__SHORT PROBLEM__.
Return the data exactly, with all pictures removed.

------ DATASET ROWS ------

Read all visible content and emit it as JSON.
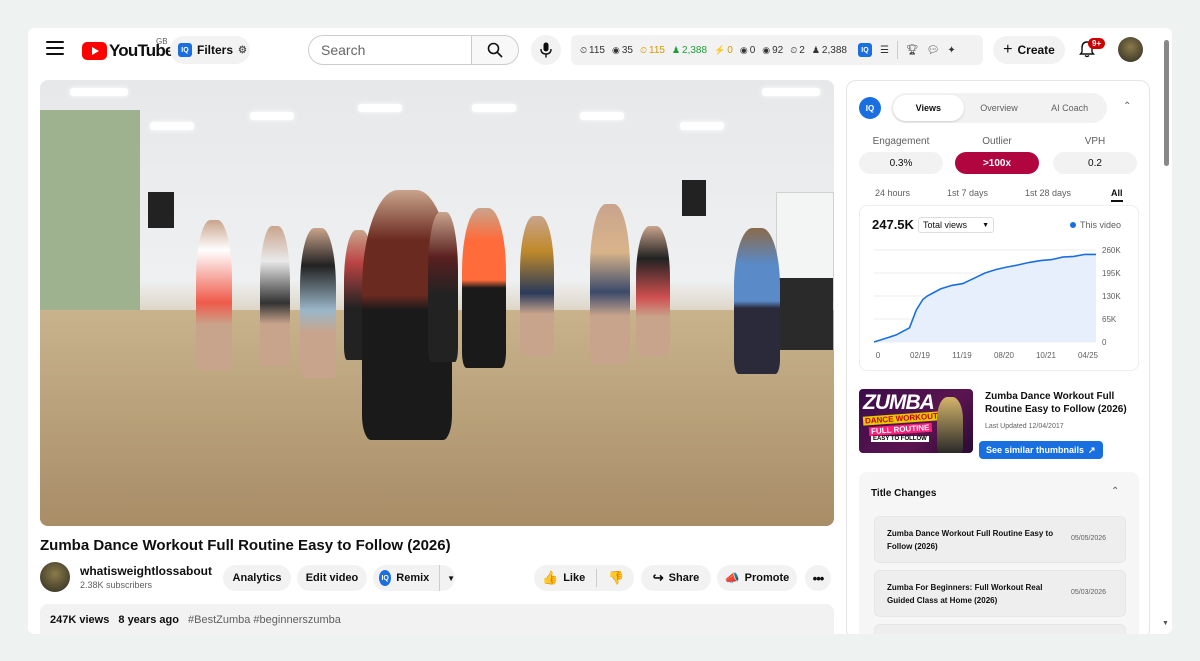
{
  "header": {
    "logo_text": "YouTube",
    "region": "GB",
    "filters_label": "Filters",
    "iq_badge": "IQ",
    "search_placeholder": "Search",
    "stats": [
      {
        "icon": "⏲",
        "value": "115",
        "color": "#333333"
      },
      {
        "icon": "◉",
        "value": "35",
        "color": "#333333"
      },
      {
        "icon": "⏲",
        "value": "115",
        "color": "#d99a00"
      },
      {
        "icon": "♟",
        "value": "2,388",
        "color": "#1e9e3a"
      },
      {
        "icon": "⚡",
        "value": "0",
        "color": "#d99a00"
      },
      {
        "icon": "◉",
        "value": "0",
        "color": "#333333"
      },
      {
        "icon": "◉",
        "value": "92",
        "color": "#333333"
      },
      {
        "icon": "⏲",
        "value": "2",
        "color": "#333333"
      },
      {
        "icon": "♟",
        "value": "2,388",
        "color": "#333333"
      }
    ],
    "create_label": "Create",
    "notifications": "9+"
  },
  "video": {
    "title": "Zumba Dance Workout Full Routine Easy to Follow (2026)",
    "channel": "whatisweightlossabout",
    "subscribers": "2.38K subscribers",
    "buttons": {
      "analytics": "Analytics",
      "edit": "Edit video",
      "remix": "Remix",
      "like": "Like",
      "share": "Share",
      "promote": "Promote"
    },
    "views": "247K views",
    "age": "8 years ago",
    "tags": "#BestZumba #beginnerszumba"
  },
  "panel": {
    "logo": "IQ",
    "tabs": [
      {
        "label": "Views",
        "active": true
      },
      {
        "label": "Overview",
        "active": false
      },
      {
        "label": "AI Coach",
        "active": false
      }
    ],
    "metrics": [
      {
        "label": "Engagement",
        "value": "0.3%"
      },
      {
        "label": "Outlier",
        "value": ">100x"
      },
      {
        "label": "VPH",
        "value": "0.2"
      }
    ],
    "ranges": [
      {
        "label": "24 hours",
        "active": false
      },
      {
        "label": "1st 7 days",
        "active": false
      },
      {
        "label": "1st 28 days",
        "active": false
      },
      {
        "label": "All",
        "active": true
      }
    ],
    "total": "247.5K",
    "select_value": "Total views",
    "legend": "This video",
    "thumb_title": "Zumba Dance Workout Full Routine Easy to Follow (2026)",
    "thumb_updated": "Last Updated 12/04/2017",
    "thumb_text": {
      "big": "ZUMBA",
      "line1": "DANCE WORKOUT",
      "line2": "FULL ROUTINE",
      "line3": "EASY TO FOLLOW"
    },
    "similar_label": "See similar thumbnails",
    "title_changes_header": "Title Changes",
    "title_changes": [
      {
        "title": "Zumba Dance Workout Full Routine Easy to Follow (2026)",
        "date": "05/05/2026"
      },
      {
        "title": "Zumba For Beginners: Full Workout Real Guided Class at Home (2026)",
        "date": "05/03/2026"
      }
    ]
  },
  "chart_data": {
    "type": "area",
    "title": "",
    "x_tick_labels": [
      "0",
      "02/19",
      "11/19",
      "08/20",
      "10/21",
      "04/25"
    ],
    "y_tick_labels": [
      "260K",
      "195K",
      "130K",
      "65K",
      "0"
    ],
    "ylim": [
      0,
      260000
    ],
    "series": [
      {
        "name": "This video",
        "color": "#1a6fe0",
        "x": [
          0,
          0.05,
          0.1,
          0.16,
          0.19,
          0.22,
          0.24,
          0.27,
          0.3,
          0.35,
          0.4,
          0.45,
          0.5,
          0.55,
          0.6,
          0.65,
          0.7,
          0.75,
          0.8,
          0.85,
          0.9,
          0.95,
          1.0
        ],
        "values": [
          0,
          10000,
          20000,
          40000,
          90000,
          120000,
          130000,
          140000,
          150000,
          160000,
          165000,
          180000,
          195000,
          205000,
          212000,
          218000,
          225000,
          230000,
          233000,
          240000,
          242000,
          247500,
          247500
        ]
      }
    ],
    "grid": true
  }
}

------

__ANSWER TO THE PROBLEM__.
Read all visible content and emit it as JSON.
{
  "header": {
    "logo_text": "YouTube",
    "region": "GB",
    "filters_label": "Filters",
    "iq_badge": "IQ",
    "search_placeholder": "Search",
    "stats": [
      {
        "icon": "⏲",
        "value": "115",
        "color": "#333333"
      },
      {
        "icon": "◉",
        "value": "35",
        "color": "#333333"
      },
      {
        "icon": "⏲",
        "value": "115",
        "color": "#d99a00"
      },
      {
        "icon": "♟",
        "value": "2,388",
        "color": "#1e9e3a"
      },
      {
        "icon": "⚡",
        "value": "0",
        "color": "#d99a00"
      },
      {
        "icon": "◉",
        "value": "0",
        "color": "#333333"
      },
      {
        "icon": "◉",
        "value": "92",
        "color": "#333333"
      },
      {
        "icon": "⏲",
        "value": "2",
        "color": "#333333"
      },
      {
        "icon": "♟",
        "value": "2,388",
        "color": "#333333"
      }
    ],
    "create_label": "Create",
    "notifications": "9+"
  },
  "video": {
    "title": "Zumba Dance Workout Full Routine Easy to Follow (2026)",
    "channel": "whatisweightlossabout",
    "subscribers": "2.38K subscribers",
    "buttons": {
      "analytics": "Analytics",
      "edit": "Edit video",
      "remix": "Remix",
      "like": "Like",
      "share": "Share",
      "promote": "Promote"
    },
    "views": "247K views",
    "age": "8 years ago",
    "tags": "#BestZumba #beginnerszumba"
  },
  "panel": {
    "logo": "IQ",
    "tabs": [
      {
        "label": "Views",
        "active": true
      },
      {
        "label": "Overview",
        "active": false
      },
      {
        "label": "AI Coach",
        "active": false
      }
    ],
    "metrics": [
      {
        "label": "Engagement",
        "value": "0.3%"
      },
      {
        "label": "Outlier",
        "value": ">100x"
      },
      {
        "label": "VPH",
        "value": "0.2"
      }
    ],
    "ranges": [
      {
        "label": "24 hours",
        "active": false
      },
      {
        "label": "1st 7 days",
        "active": false
      },
      {
        "label": "1st 28 days",
        "active": false
      },
      {
        "label": "All",
        "active": true
      }
    ],
    "total": "247.5K",
    "select_value": "Total views",
    "legend": "This video",
    "thumb_title": "Zumba Dance Workout Full Routine Easy to Follow (2026)",
    "thumb_updated": "Last Updated 12/04/2017",
    "thumb_text": {
      "big": "ZUMBA",
      "line1": "DANCE WORKOUT",
      "line2": "FULL ROUTINE",
      "line3": "EASY TO FOLLOW"
    },
    "similar_label": "See similar thumbnails",
    "title_changes_header": "Title Changes",
    "title_changes": [
      {
        "title": "Zumba Dance Workout Full Routine Easy to Follow (2026)",
        "date": "05/05/2026"
      },
      {
        "title": "Zumba For Beginners: Full Workout Real Guided Class at Home (2026)",
        "date": "05/03/2026"
      }
    ]
  },
  "chart_data": {
    "type": "area",
    "title": "",
    "x_tick_labels": [
      "0",
      "02/19",
      "11/19",
      "08/20",
      "10/21",
      "04/25"
    ],
    "y_tick_labels": [
      "260K",
      "195K",
      "130K",
      "65K",
      "0"
    ],
    "ylim": [
      0,
      260000
    ],
    "series": [
      {
        "name": "This video",
        "color": "#1a6fe0",
        "x": [
          0,
          0.05,
          0.1,
          0.16,
          0.19,
          0.22,
          0.24,
          0.27,
          0.3,
          0.35,
          0.4,
          0.45,
          0.5,
          0.55,
          0.6,
          0.65,
          0.7,
          0.75,
          0.8,
          0.85,
          0.9,
          0.95,
          1.0
        ],
        "values": [
          0,
          10000,
          20000,
          40000,
          90000,
          120000,
          130000,
          140000,
          150000,
          160000,
          165000,
          180000,
          195000,
          205000,
          212000,
          218000,
          225000,
          230000,
          233000,
          240000,
          242000,
          247500,
          247500
        ]
      }
    ],
    "grid": true
  }
}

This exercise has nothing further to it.